▸ **RECORDS FOR PROCESSING**:
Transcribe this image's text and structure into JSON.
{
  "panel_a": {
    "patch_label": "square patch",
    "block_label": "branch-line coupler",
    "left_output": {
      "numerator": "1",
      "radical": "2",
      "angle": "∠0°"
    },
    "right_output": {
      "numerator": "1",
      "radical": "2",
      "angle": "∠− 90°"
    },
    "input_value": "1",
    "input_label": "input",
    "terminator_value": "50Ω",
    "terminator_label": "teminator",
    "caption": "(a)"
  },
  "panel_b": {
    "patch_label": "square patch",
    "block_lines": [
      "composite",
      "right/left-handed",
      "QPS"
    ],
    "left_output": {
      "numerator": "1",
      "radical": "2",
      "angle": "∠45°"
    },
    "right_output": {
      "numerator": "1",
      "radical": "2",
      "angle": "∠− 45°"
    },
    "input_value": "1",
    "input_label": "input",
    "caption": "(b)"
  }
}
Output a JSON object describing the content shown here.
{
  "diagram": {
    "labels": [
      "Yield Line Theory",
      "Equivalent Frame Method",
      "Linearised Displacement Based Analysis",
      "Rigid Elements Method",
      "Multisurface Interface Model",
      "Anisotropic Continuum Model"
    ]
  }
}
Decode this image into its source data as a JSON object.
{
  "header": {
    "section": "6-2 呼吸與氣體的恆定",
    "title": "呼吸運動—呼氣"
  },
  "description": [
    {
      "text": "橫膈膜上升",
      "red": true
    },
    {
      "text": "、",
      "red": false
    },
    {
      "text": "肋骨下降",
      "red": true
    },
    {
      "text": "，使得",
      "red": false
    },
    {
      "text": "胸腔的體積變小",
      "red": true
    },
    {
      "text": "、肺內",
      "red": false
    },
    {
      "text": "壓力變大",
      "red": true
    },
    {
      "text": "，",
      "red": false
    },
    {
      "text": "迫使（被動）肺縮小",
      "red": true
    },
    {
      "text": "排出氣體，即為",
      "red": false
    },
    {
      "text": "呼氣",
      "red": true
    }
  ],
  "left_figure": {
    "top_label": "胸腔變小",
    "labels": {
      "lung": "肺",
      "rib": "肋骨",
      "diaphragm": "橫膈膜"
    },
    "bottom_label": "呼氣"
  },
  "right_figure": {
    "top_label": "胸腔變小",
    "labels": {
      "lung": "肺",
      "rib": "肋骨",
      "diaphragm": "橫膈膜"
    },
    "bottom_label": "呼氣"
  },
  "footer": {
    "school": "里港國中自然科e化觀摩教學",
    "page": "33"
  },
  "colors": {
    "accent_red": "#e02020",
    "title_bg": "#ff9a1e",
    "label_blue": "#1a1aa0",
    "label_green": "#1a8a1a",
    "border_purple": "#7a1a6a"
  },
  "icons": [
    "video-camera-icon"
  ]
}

▸ **WRITTEN PROBLEM**:
Extract every record and return it verbatim.

▸ **TASK ANSWER**:
Transcribe this image's text and structure into JSON.
{
  "panel_a": {
    "patch_label": "square patch",
    "block_label": "branch-line coupler",
    "left_output": {
      "numerator": "1",
      "radical": "2",
      "angle": "∠0°"
    },
    "right_output": {
      "numerator": "1",
      "radical": "2",
      "angle": "∠− 90°"
    },
    "input_value": "1",
    "input_label": "input",
    "terminator_value": "50Ω",
    "terminator_label": "teminator",
    "caption": "(a)"
  },
  "panel_b": {
    "patch_label": "square patch",
    "block_lines": [
      "composite",
      "right/left-handed",
      "QPS"
    ],
    "left_output": {
      "numerator": "1",
      "radical": "2",
      "angle": "∠45°"
    },
    "right_output": {
      "numerator": "1",
      "radical": "2",
      "angle": "∠− 45°"
    },
    "input_value": "1",
    "input_label": "input",
    "caption": "(b)"
  }
}
Output a JSON object describing the content shown here.
{
  "diagram": {
    "labels": [
      "Yield Line Theory",
      "Equivalent Frame Method",
      "Linearised Displacement Based Analysis",
      "Rigid Elements Method",
      "Multisurface Interface Model",
      "Anisotropic Continuum Model"
    ]
  }
}
Decode this image into its source data as a JSON object.
{
  "header": {
    "section": "6-2 呼吸與氣體的恆定",
    "title": "呼吸運動—呼氣"
  },
  "description": [
    {
      "text": "橫膈膜上升",
      "red": true
    },
    {
      "text": "、",
      "red": false
    },
    {
      "text": "肋骨下降",
      "red": true
    },
    {
      "text": "，使得",
      "red": false
    },
    {
      "text": "胸腔的體積變小",
      "red": true
    },
    {
      "text": "、肺內",
      "red": false
    },
    {
      "text": "壓力變大",
      "red": true
    },
    {
      "text": "，",
      "red": false
    },
    {
      "text": "迫使（被動）肺縮小",
      "red": true
    },
    {
      "text": "排出氣體，即為",
      "red": false
    },
    {
      "text": "呼氣",
      "red": true
    }
  ],
  "left_figure": {
    "top_label": "胸腔變小",
    "labels": {
      "lung": "肺",
      "rib": "肋骨",
      "diaphragm": "橫膈膜"
    },
    "bottom_label": "呼氣"
  },
  "right_figure": {
    "top_label": "胸腔變小",
    "labels": {
      "lung": "肺",
      "rib": "肋骨",
      "diaphragm": "橫膈膜"
    },
    "bottom_label": "呼氣"
  },
  "footer": {
    "school": "里港國中自然科e化觀摩教學",
    "page": "33"
  },
  "colors": {
    "accent_red": "#e02020",
    "title_bg": "#ff9a1e",
    "label_blue": "#1a1aa0",
    "label_green": "#1a8a1a",
    "border_purple": "#7a1a6a"
  },
  "icons": [
    "video-camera-icon"
  ]
}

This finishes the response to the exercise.